*What this task involves*: An exact copy of every record is needed.

╭─ Input rows

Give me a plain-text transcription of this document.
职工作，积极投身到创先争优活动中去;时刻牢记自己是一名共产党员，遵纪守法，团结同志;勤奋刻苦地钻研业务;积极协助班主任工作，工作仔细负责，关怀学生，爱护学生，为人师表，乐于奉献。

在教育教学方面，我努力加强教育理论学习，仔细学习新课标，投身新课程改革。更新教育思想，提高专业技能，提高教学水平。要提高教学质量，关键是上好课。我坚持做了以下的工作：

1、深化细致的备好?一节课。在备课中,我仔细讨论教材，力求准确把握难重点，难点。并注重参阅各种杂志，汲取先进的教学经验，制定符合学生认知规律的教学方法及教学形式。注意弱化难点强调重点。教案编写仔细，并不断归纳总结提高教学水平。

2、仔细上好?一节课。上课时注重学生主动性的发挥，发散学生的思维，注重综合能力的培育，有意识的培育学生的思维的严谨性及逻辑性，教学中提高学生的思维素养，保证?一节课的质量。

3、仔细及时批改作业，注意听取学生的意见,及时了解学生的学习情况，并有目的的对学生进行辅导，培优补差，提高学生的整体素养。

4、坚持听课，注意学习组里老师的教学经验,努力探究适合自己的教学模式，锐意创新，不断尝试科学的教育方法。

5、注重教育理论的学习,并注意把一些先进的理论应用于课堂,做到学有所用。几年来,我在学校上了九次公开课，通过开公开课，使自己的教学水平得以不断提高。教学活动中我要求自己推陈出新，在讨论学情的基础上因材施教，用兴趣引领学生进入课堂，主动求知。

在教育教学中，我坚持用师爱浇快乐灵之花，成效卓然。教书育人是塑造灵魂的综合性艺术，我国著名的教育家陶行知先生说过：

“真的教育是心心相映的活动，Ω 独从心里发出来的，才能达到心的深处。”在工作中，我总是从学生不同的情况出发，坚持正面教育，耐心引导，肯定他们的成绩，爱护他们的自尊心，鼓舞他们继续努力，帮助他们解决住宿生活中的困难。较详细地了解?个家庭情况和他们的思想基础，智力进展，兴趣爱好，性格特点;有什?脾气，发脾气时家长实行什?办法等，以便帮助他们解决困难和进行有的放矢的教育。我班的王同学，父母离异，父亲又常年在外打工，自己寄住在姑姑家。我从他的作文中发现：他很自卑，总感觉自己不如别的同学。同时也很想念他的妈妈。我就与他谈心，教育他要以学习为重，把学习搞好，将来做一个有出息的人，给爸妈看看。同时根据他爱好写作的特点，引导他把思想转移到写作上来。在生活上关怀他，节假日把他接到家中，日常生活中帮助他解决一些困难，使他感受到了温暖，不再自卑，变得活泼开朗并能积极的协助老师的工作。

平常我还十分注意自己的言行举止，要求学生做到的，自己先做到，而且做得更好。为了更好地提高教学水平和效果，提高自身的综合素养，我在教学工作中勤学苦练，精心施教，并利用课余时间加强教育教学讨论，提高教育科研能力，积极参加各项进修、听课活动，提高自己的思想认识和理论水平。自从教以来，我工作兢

╰─

*Solved exercise*:
Give me a plain-text transcription of this document.
职工作，积极投身到创先争优活动中去;时刻牢记自己是一名共产党员，遵纪守法，团结同志;勤奋刻苦地钻研业务;积极协助班主任工作，工作仔细负责，关怀学生，爱护学生，为人师表，乐于奉献。

在教育教学方面，我努力加强教育理论学习，仔细学习新课标，投身新课程改革。更新教育思想，提高专业技能，提高教学水平。要提高教学质量，关键是上好课。我坚持做了以下的工作：

1、深化细致的备好?一节课。在备课中,我仔细讨论教材，力求准确把握难重点，难点。并注重参阅各种杂志，汲取先进的教学经验，制定符合学生认知规律的教学方法及教学形式。注意弱化难点强调重点。教案编写仔细，并不断归纳总结提高教学水平。

2、仔细上好?一节课。上课时注重学生主动性的发挥，发散学生的思维，注重综合能力的培育，有意识的培育学生的思维的严谨性及逻辑性，教学中提高学生的思维素养，保证?一节课的质量。

3、仔细及时批改作业，注意听取学生的意见,及时了解学生的学习情况，并有目的的对学生进行辅导，培优补差，提高学生的整体素养。

4、坚持听课，注意学习组里老师的教学经验,努力探究适合自己的教学模式，锐意创新，不断尝试科学的教育方法。

5、注重教育理论的学习,并注意把一些先进的理论应用于课堂,做到学有所用。几年来,我在学校上了九次公开课，通过开公开课，使自己的教学水平得以不断提高。教学活动中我要求自己推陈出新，在讨论学情的基础上因材施教，用兴趣引领学生进入课堂，主动求知。

在教育教学中，我坚持用师爱浇快乐灵之花，成效卓然。教书育人是塑造灵魂的综合性艺术，我国著名的教育家陶行知先生说过：

“真的教育是心心相映的活动，Ω 独从心里发出来的，才能达到心的深处。”在工作中，我总是从学生不同的情况出发，坚持正面教育，耐心引导，肯定他们的成绩，爱护他们的自尊心，鼓舞他们继续努力，帮助他们解决住宿生活中的困难。较详细地了解?个家庭情况和他们的思想基础，智力进展，兴趣爱好，性格特点;有什?脾气，发脾气时家长实行什?办法等，以便帮助他们解决困难和进行有的放矢的教育。我班的王同学，父母离异，父亲又常年在外打工，自己寄住在姑姑家。我从他的作文中发现：他很自卑，总感觉自己不如别的同学。同时也很想念他的妈妈。我就与他谈心，教育他要以学习为重，把学习搞好，将来做一个有出息的人，给爸妈看看。同时根据他爱好写作的特点，引导他把思想转移到写作上来。在生活上关怀他，节假日把他接到家中，日常生活中帮助他解决一些困难，使他感受到了温暖，不再自卑，变得活泼开朗并能积极的协助老师的工作。

平常我还十分注意自己的言行举止，要求学生做到的，自己先做到，而且做得更好。为了更好地提高教学水平和效果，提高自身的综合素养，我在教学工作中勤学苦练，精心施教，并利用课余时间加强教育教学讨论，提高教育科研能力，积极参加各项进修、听课活动，提高自己的思想认识和理论水平。自从教以来，我工作兢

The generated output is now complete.